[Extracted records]
>> start
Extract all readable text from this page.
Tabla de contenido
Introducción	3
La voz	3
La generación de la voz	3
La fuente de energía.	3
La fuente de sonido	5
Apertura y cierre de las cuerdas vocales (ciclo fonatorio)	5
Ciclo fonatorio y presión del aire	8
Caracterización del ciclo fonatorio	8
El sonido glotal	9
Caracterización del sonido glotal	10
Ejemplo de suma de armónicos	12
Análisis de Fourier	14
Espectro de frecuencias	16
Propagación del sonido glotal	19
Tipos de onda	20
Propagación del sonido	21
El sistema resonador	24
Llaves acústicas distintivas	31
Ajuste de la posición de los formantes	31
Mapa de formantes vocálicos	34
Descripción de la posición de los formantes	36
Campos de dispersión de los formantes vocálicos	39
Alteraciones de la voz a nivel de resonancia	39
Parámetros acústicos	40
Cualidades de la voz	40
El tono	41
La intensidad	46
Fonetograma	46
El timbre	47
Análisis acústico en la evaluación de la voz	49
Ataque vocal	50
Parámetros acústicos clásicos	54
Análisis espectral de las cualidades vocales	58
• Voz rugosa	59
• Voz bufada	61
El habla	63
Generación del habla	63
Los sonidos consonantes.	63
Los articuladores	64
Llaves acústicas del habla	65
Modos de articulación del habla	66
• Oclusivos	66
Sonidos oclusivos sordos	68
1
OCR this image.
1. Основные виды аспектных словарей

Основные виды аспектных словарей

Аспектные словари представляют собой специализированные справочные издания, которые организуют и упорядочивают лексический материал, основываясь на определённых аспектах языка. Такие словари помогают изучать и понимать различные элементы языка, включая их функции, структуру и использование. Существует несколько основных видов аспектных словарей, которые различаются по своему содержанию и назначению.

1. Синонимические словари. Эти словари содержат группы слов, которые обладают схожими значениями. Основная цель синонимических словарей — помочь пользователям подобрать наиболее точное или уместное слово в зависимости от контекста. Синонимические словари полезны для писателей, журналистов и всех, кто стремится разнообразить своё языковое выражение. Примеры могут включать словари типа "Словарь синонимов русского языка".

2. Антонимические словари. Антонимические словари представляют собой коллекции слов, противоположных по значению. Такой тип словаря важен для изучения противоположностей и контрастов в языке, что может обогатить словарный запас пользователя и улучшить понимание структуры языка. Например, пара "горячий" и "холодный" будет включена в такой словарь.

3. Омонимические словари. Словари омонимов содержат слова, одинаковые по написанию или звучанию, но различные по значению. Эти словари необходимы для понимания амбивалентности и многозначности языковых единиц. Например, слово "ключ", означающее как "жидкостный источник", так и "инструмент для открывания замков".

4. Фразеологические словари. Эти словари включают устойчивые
>> end
>> start
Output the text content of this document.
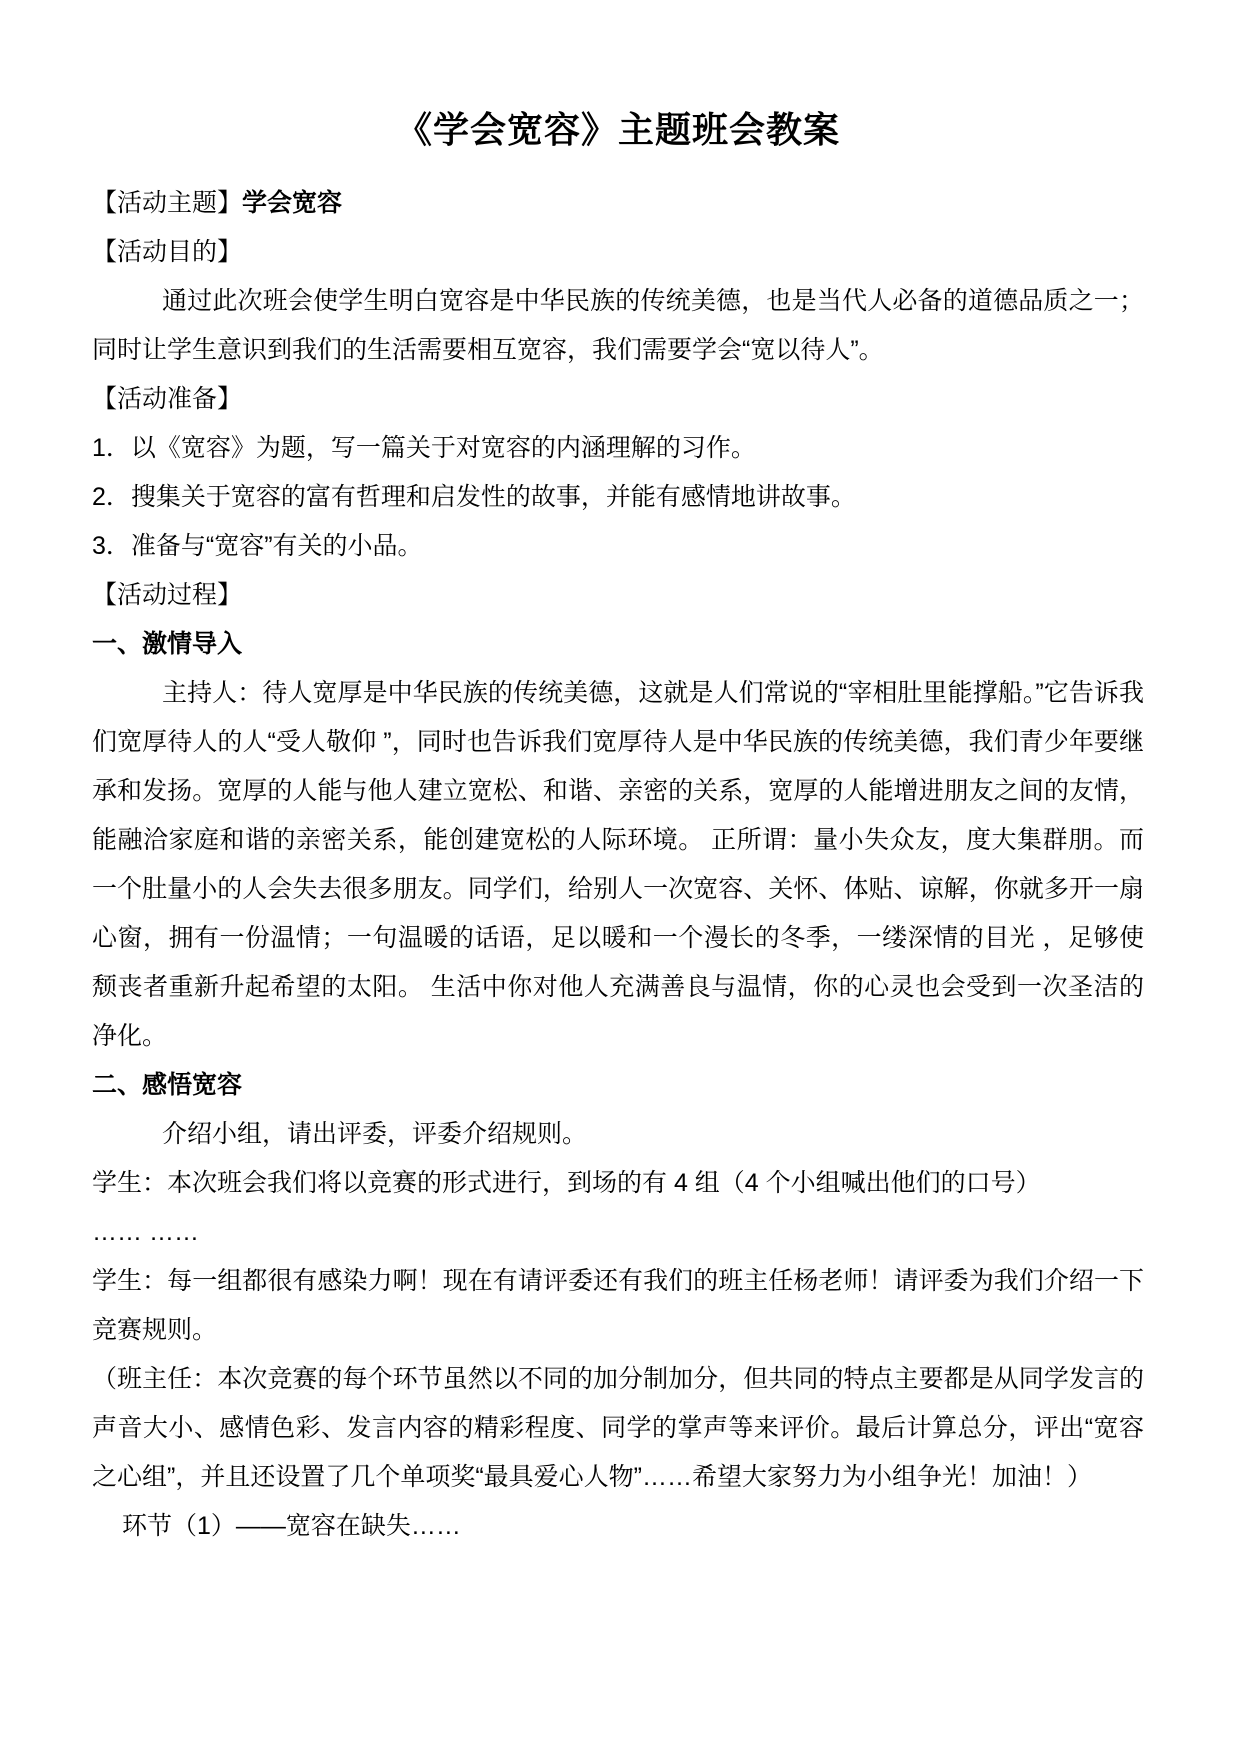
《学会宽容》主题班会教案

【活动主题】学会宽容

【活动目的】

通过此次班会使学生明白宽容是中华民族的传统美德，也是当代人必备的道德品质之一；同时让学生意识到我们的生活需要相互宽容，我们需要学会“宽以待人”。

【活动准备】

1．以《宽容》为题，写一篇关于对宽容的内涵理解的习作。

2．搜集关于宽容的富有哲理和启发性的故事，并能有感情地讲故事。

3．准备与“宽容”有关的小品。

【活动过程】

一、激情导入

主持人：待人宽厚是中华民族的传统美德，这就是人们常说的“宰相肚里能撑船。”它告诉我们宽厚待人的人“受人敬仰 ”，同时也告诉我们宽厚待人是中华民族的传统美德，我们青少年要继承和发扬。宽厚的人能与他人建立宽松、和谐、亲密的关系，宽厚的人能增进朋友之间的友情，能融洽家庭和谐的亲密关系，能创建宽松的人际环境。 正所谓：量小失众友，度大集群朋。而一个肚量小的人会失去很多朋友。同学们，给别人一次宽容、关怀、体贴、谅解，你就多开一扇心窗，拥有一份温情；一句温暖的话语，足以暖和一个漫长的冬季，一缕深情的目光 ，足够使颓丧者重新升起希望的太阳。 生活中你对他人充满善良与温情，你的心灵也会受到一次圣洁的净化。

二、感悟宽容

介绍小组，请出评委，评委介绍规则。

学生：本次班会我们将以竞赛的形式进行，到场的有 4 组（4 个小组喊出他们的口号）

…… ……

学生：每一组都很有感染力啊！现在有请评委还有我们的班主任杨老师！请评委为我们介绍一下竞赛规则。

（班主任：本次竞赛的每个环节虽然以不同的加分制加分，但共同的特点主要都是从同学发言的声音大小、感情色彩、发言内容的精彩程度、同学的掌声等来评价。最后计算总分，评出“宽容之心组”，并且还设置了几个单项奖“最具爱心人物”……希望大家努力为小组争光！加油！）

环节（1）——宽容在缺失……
>> end
STATED EXERCISE:
Copy all lines of the material above where the string "словарей" occurs.

OUTPUT:
1. Основные виды аспектных словарей
Основные виды аспектных словарей
Аспектные словари представляют собой специализированные справочные издания, которые организуют и упорядочивают лексический материал, основываясь на определённых аспектах языка. Такие словари помогают изучать и понимать различные элементы языка, включая их функции, структуру и использование. Существует несколько основных видов аспектных словарей, которые различаются по своему содержанию и назначению.
1. Синонимические словари. Эти словари содержат группы слов, которые обладают схожими значениями. Основная цель синонимических словарей — помочь пользователям подобрать наиболее точное или уместное слово в зависимости от контекста. Синонимические словари полезны для писателей, журналистов и всех, кто стремится разнообразить своё языковое выражение. Примеры могут включать словари типа "Словарь синонимов русского языка".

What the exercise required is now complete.